» Task description
Copy all lines in which the word "Investments" can be found.

(Records that describe figures)
━━━━━━━━━━

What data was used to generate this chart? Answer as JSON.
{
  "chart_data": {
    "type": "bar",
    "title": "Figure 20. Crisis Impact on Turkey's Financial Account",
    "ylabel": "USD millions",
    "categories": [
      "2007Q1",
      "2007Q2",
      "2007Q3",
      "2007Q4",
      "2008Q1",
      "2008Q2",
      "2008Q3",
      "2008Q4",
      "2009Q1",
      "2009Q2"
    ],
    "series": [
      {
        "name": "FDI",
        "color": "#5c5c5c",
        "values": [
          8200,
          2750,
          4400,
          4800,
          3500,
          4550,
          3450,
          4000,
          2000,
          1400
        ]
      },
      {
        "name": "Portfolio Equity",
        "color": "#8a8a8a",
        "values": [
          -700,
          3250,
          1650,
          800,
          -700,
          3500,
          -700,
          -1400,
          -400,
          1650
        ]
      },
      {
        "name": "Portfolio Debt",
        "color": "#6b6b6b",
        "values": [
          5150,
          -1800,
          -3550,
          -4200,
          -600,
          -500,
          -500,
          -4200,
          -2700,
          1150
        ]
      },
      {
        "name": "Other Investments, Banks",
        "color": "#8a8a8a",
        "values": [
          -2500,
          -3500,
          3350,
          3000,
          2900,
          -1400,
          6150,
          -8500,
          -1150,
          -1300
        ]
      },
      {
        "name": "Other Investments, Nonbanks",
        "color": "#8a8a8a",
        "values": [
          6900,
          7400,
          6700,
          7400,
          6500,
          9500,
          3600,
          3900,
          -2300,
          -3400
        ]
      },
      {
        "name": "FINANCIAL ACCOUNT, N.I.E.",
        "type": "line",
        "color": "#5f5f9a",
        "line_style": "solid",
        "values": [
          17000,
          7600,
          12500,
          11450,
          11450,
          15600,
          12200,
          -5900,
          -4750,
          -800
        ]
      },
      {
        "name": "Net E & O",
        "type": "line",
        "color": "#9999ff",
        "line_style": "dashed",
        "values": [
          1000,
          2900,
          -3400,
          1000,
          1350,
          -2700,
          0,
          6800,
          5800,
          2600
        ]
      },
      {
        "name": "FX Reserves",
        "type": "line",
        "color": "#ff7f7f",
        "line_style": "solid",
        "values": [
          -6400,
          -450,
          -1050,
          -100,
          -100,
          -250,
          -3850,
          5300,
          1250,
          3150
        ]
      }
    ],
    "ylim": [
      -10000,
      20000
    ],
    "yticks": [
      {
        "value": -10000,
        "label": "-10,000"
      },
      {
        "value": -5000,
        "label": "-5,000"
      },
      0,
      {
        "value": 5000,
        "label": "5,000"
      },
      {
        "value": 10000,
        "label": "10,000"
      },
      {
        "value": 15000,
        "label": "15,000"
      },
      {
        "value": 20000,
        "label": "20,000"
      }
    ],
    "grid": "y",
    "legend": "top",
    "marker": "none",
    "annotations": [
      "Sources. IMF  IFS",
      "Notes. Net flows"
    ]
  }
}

━━━━━━━━━━

» Written solution
        "name": "Other Investments, Banks",
        "name": "Other Investments, Nonbanks",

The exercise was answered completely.